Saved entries
· · · · ·
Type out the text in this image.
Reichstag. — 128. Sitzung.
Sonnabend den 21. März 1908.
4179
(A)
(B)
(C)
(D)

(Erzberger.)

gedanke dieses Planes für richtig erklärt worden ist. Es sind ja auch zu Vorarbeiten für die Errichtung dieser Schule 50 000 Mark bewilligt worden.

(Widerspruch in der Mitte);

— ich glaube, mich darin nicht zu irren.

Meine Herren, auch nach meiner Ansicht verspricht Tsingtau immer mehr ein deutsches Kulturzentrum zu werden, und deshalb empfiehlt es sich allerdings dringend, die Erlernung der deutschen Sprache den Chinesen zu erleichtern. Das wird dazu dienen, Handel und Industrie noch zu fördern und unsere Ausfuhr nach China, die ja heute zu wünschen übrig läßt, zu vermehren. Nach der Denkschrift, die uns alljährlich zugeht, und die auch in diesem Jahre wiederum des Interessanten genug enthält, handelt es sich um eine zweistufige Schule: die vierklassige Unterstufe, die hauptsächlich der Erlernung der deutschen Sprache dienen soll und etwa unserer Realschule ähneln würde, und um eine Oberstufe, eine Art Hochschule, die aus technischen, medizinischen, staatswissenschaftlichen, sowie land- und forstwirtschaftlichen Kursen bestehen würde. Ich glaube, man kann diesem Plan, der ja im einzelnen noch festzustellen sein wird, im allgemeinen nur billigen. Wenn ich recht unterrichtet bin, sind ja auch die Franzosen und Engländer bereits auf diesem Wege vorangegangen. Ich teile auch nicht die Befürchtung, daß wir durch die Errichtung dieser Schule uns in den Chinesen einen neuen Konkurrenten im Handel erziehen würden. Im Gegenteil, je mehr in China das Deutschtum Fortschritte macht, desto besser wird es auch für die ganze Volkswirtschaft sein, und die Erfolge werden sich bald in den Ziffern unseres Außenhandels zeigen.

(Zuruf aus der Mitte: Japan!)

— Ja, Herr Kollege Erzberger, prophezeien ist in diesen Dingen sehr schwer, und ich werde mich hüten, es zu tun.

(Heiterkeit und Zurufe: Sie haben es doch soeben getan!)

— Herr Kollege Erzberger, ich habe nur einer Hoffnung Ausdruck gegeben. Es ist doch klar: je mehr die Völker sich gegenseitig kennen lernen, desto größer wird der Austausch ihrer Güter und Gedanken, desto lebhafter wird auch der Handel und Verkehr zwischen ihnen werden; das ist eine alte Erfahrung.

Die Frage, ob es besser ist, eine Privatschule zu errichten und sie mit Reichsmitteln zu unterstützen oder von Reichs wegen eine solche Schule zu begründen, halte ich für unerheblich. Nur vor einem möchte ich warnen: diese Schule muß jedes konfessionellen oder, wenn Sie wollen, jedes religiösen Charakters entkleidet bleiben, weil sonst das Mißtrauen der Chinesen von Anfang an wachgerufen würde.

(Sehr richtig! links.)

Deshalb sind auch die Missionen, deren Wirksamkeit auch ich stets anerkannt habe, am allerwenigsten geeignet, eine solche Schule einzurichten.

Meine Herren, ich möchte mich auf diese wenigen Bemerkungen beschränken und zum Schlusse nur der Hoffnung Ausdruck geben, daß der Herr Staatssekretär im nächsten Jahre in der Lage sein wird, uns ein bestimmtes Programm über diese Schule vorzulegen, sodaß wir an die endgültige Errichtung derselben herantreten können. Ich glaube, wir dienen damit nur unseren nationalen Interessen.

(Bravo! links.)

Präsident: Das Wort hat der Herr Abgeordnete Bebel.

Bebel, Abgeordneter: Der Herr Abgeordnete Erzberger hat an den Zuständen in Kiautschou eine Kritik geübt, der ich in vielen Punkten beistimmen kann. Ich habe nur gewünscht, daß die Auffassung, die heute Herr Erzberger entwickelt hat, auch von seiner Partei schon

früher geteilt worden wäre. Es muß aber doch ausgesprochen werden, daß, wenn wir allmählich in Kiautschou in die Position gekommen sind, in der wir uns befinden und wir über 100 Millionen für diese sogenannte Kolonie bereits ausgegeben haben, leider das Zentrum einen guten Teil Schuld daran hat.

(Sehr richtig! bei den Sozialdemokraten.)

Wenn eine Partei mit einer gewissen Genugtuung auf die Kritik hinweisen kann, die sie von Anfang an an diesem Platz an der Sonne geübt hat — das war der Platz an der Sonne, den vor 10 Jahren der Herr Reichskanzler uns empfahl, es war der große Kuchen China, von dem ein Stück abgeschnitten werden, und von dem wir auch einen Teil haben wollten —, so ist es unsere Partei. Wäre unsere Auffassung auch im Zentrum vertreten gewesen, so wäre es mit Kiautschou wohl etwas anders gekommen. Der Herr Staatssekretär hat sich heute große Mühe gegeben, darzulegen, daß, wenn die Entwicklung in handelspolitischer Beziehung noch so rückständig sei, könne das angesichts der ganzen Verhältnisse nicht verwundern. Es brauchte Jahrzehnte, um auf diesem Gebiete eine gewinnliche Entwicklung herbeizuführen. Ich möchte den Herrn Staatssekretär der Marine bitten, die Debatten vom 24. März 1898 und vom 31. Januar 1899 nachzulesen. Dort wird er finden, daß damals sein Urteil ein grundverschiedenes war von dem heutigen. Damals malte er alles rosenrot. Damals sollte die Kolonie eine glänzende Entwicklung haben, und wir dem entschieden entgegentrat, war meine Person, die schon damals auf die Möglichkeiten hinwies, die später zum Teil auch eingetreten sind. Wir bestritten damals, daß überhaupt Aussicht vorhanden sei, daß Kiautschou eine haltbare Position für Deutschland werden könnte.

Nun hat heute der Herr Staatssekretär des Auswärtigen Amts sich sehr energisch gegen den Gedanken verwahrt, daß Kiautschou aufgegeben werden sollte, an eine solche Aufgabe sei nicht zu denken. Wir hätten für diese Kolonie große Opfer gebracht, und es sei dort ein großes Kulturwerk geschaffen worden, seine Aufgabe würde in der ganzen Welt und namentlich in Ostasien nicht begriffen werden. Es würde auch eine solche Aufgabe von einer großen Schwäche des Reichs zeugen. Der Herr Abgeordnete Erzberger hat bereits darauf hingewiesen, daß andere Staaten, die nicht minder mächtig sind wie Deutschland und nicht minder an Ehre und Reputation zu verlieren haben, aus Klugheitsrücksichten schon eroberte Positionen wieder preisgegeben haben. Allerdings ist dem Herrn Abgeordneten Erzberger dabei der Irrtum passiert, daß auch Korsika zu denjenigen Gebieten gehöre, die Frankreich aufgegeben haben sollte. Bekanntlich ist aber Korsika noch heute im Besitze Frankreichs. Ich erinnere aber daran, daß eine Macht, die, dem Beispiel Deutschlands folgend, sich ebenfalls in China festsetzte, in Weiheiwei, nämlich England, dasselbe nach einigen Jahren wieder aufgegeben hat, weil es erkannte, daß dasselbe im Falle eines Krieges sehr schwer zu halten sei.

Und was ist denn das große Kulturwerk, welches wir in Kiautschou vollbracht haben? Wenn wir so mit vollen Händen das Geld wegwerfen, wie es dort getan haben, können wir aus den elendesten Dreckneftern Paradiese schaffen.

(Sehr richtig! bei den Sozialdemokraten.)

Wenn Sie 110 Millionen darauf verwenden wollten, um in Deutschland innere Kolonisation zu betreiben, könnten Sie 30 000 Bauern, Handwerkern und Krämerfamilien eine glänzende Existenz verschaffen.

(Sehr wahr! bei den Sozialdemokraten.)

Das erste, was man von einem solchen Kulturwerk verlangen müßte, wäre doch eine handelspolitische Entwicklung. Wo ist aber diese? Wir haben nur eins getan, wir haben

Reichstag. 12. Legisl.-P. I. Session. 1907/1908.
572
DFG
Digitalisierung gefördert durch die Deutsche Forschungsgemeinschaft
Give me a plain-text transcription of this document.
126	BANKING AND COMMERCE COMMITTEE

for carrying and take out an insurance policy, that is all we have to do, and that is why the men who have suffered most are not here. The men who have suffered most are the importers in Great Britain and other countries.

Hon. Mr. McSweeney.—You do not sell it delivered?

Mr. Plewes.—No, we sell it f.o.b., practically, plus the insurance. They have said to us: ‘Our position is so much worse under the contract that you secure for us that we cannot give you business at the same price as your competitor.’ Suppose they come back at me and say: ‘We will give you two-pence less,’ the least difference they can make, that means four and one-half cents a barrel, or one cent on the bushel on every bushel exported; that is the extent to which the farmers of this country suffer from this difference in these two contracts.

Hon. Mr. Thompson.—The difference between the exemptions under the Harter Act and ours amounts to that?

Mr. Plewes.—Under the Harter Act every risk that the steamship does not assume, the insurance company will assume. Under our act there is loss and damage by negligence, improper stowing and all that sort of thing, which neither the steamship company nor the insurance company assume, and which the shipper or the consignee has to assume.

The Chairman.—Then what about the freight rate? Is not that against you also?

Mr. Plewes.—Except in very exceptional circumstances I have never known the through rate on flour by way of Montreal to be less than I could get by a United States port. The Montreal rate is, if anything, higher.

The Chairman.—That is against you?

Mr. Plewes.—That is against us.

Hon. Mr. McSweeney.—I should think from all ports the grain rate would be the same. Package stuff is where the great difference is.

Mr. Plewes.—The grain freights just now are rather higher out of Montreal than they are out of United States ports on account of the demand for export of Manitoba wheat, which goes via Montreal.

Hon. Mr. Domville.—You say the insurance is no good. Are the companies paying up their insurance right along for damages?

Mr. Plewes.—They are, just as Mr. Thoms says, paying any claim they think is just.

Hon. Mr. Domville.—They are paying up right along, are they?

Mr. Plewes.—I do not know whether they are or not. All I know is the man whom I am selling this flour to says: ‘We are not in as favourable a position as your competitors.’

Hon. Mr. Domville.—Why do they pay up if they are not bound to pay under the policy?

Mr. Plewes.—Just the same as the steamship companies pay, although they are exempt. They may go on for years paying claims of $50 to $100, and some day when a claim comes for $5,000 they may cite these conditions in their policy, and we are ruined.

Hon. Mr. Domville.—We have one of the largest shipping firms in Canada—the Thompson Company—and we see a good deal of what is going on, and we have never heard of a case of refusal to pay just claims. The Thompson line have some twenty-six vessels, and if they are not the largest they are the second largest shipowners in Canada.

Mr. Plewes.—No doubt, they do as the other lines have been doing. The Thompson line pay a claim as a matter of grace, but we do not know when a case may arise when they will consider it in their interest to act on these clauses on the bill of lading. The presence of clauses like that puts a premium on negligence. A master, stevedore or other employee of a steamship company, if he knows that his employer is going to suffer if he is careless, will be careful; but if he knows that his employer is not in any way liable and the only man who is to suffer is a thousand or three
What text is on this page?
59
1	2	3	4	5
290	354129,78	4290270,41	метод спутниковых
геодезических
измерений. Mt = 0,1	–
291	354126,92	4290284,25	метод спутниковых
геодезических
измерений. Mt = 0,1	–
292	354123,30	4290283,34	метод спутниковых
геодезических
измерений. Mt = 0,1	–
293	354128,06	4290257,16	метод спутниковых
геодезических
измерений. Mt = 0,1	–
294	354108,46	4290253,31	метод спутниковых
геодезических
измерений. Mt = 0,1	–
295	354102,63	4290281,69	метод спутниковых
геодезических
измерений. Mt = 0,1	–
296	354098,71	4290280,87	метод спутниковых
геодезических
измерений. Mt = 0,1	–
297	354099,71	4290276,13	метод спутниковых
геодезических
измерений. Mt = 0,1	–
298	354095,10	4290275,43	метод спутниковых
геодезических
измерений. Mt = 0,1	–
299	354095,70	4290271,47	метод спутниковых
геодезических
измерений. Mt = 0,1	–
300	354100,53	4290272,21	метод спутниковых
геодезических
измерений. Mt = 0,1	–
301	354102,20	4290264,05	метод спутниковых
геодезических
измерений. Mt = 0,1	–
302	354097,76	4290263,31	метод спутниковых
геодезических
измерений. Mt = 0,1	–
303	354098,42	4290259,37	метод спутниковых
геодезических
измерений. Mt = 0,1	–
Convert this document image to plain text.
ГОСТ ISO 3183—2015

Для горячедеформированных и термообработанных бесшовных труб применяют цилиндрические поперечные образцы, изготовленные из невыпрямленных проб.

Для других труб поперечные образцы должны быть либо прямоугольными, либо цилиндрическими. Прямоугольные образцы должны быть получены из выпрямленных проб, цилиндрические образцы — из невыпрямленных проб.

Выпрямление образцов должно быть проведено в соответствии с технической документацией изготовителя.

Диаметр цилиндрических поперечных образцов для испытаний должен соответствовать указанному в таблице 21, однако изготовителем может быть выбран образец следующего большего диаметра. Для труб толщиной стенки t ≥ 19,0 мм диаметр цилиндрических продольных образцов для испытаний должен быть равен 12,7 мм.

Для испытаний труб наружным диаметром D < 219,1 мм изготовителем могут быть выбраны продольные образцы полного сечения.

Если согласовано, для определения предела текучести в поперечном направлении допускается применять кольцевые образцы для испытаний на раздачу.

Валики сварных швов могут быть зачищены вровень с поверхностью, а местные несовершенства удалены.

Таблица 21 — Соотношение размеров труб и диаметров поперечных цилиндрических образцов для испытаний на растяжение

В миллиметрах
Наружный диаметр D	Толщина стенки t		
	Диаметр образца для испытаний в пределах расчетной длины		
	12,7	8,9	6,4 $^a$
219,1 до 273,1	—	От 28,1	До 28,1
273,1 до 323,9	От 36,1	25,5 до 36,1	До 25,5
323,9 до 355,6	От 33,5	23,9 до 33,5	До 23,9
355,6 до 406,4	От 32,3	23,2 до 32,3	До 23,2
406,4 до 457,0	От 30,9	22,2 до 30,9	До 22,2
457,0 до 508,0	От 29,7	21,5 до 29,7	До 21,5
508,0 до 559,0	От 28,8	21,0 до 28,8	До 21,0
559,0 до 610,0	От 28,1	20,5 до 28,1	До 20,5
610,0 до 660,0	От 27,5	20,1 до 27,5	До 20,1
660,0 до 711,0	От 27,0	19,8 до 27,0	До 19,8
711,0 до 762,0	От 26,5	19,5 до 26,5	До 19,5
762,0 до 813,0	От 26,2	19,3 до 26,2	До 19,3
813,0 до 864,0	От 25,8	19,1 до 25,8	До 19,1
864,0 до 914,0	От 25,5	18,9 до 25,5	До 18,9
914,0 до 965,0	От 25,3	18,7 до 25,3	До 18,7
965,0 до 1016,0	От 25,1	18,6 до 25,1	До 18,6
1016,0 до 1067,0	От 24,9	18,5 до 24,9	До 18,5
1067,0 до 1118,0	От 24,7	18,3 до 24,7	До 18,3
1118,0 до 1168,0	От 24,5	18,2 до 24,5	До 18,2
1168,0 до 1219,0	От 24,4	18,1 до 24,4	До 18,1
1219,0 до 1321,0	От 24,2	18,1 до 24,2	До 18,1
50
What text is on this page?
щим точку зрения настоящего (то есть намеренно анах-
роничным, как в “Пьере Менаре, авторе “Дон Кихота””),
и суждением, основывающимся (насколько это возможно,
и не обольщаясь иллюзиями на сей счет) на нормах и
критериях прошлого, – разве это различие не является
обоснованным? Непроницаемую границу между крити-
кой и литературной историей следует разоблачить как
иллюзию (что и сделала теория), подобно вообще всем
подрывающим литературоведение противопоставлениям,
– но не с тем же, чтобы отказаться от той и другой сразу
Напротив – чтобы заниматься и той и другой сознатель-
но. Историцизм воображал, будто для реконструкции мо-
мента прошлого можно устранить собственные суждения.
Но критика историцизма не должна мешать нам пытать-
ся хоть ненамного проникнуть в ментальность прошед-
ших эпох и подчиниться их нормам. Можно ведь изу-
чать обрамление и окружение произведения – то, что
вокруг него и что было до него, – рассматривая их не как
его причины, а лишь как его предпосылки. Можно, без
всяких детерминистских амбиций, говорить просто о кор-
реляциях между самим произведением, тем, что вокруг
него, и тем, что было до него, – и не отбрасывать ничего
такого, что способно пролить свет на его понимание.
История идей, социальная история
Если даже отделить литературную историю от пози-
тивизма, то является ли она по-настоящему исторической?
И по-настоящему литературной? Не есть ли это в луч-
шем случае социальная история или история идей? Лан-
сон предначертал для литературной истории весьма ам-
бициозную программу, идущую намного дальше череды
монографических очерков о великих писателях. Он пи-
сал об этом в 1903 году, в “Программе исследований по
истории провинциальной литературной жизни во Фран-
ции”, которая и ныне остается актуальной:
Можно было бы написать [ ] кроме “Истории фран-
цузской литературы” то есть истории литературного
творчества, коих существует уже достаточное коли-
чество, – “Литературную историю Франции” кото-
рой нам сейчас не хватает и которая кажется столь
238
· · · · ·
TASK BRIEF
Where a line above includes "paying", copy that line.

PROBLEM SOLUTION
Hon. Mr. Domville.—You say the insurance is no good. Are the companies paying up their insurance right along for damages?
Mr. Plewes.—They are, just as Mr. Thoms says, paying any claim they think is just.
Hon. Mr. Domville.—They are paying up right along, are they?
Mr. Plewes.—Just the same as the steamship companies pay, although they are exempt. They may go on for years paying claims of $50 to $100, and some day when a claim comes for $5,000 they may cite these conditions in their policy, and we are ruined.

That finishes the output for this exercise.